• **Structured figure records**:
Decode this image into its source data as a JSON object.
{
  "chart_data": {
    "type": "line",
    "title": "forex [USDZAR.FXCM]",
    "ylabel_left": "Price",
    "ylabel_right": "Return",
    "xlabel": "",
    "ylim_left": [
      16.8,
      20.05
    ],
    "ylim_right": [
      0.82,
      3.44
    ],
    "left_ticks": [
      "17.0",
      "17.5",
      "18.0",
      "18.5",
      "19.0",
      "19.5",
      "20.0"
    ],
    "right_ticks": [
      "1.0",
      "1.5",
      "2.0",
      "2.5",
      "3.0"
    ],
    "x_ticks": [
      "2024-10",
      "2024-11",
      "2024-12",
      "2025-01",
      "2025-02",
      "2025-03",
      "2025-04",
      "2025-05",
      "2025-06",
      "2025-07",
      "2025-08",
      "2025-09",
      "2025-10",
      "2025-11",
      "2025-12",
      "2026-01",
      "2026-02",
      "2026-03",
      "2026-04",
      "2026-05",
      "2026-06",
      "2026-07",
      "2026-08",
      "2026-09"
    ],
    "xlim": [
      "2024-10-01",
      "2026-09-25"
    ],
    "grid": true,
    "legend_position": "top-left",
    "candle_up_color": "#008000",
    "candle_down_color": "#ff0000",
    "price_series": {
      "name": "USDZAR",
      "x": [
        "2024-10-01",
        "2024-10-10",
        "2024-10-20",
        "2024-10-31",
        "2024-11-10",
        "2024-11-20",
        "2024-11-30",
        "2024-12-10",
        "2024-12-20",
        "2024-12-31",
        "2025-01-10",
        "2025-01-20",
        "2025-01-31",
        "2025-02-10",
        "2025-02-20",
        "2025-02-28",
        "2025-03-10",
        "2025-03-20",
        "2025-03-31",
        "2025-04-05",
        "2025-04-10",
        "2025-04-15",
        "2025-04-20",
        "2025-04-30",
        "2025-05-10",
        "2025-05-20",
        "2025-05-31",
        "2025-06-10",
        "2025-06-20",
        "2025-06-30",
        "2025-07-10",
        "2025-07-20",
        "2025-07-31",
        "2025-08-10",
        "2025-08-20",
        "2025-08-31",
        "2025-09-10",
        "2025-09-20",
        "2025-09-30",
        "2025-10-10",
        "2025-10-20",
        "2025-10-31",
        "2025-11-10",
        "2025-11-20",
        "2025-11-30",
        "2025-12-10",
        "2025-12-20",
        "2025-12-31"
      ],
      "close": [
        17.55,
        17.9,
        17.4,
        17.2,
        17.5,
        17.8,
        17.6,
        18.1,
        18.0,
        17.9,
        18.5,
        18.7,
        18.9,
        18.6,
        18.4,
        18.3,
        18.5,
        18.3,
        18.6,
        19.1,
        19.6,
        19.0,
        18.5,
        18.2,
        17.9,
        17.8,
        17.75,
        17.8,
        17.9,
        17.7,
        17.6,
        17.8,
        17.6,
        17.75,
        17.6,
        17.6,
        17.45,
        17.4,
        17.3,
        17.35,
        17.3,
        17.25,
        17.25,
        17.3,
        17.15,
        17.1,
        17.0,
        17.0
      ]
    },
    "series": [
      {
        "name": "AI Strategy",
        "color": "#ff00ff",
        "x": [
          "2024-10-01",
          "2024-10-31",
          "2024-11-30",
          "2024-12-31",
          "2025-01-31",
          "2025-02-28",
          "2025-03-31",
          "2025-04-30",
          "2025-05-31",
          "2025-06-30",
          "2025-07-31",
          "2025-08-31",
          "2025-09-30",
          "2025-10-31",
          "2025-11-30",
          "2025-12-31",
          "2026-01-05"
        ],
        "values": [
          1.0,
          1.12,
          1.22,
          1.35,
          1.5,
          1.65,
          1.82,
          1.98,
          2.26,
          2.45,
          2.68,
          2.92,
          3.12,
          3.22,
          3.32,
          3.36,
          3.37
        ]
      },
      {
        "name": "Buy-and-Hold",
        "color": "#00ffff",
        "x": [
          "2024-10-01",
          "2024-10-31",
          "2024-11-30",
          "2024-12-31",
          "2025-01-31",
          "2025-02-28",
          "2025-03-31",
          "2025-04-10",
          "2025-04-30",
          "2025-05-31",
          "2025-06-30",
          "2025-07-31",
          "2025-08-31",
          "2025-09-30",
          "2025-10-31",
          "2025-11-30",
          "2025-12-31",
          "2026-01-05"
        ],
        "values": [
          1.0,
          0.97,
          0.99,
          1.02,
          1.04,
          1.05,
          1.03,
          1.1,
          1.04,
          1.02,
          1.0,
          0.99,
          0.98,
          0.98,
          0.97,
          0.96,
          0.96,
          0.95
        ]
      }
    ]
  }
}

• **Task to carry out**:
Extract all lines as given.

• **Expected answer**:
Decode this image into its source data as a JSON object.
{
  "chart_data": {
    "type": "line",
    "title": "forex [USDZAR.FXCM]",
    "ylabel_left": "Price",
    "ylabel_right": "Return",
    "xlabel": "",
    "ylim_left": [
      16.8,
      20.05
    ],
    "ylim_right": [
      0.82,
      3.44
    ],
    "left_ticks": [
      "17.0",
      "17.5",
      "18.0",
      "18.5",
      "19.0",
      "19.5",
      "20.0"
    ],
    "right_ticks": [
      "1.0",
      "1.5",
      "2.0",
      "2.5",
      "3.0"
    ],
    "x_ticks": [
      "2024-10",
      "2024-11",
      "2024-12",
      "2025-01",
      "2025-02",
      "2025-03",
      "2025-04",
      "2025-05",
      "2025-06",
      "2025-07",
      "2025-08",
      "2025-09",
      "2025-10",
      "2025-11",
      "2025-12",
      "2026-01",
      "2026-02",
      "2026-03",
      "2026-04",
      "2026-05",
      "2026-06",
      "2026-07",
      "2026-08",
      "2026-09"
    ],
    "xlim": [
      "2024-10-01",
      "2026-09-25"
    ],
    "grid": true,
    "legend_position": "top-left",
    "candle_up_color": "#008000",
    "candle_down_color": "#ff0000",
    "price_series": {
      "name": "USDZAR",
      "x": [
        "2024-10-01",
        "2024-10-10",
        "2024-10-20",
        "2024-10-31",
        "2024-11-10",
        "2024-11-20",
        "2024-11-30",
        "2024-12-10",
        "2024-12-20",
        "2024-12-31",
        "2025-01-10",
        "2025-01-20",
        "2025-01-31",
        "2025-02-10",
        "2025-02-20",
        "2025-02-28",
        "2025-03-10",
        "2025-03-20",
        "2025-03-31",
        "2025-04-05",
        "2025-04-10",
        "2025-04-15",
        "2025-04-20",
        "2025-04-30",
        "2025-05-10",
        "2025-05-20",
        "2025-05-31",
        "2025-06-10",
        "2025-06-20",
        "2025-06-30",
        "2025-07-10",
        "2025-07-20",
        "2025-07-31",
        "2025-08-10",
        "2025-08-20",
        "2025-08-31",
        "2025-09-10",
        "2025-09-20",
        "2025-09-30",
        "2025-10-10",
        "2025-10-20",
        "2025-10-31",
        "2025-11-10",
        "2025-11-20",
        "2025-11-30",
        "2025-12-10",
        "2025-12-20",
        "2025-12-31"
      ],
      "close": [
        17.55,
        17.9,
        17.4,
        17.2,
        17.5,
        17.8,
        17.6,
        18.1,
        18.0,
        17.9,
        18.5,
        18.7,
        18.9,
        18.6,
        18.4,
        18.3,
        18.5,
        18.3,
        18.6,
        19.1,
        19.6,
        19.0,
        18.5,
        18.2,
        17.9,
        17.8,
        17.75,
        17.8,
        17.9,
        17.7,
        17.6,
        17.8,
        17.6,
        17.75,
        17.6,
        17.6,
        17.45,
        17.4,
        17.3,
        17.35,
        17.3,
        17.25,
        17.25,
        17.3,
        17.15,
        17.1,
        17.0,
        17.0
      ]
    },
    "series": [
      {
        "name": "AI Strategy",
        "color": "#ff00ff",
        "x": [
          "2024-10-01",
          "2024-10-31",
          "2024-11-30",
          "2024-12-31",
          "2025-01-31",
          "2025-02-28",
          "2025-03-31",
          "2025-04-30",
          "2025-05-31",
          "2025-06-30",
          "2025-07-31",
          "2025-08-31",
          "2025-09-30",
          "2025-10-31",
          "2025-11-30",
          "2025-12-31",
          "2026-01-05"
        ],
        "values": [
          1.0,
          1.12,
          1.22,
          1.35,
          1.5,
          1.65,
          1.82,
          1.98,
          2.26,
          2.45,
          2.68,
          2.92,
          3.12,
          3.22,
          3.32,
          3.36,
          3.37
        ]
      },
      {
        "name": "Buy-and-Hold",
        "color": "#00ffff",
        "x": [
          "2024-10-01",
          "2024-10-31",
          "2024-11-30",
          "2024-12-31",
          "2025-01-31",
          "2025-02-28",
          "2025-03-31",
          "2025-04-10",
          "2025-04-30",
          "2025-05-31",
          "2025-06-30",
          "2025-07-31",
          "2025-08-31",
          "2025-09-30",
          "2025-10-31",
          "2025-11-30",
          "2025-12-31",
          "2026-01-05"
        ],
        "values": [
          1.0,
          0.97,
          0.99,
          1.02,
          1.04,
          1.05,
          1.03,
          1.1,
          1.04,
          1.02,
          1.0,
          0.99,
          0.98,
          0.98,
          0.97,
          0.96,
          0.96,
          0.95
        ]
      }
    ]
  }
}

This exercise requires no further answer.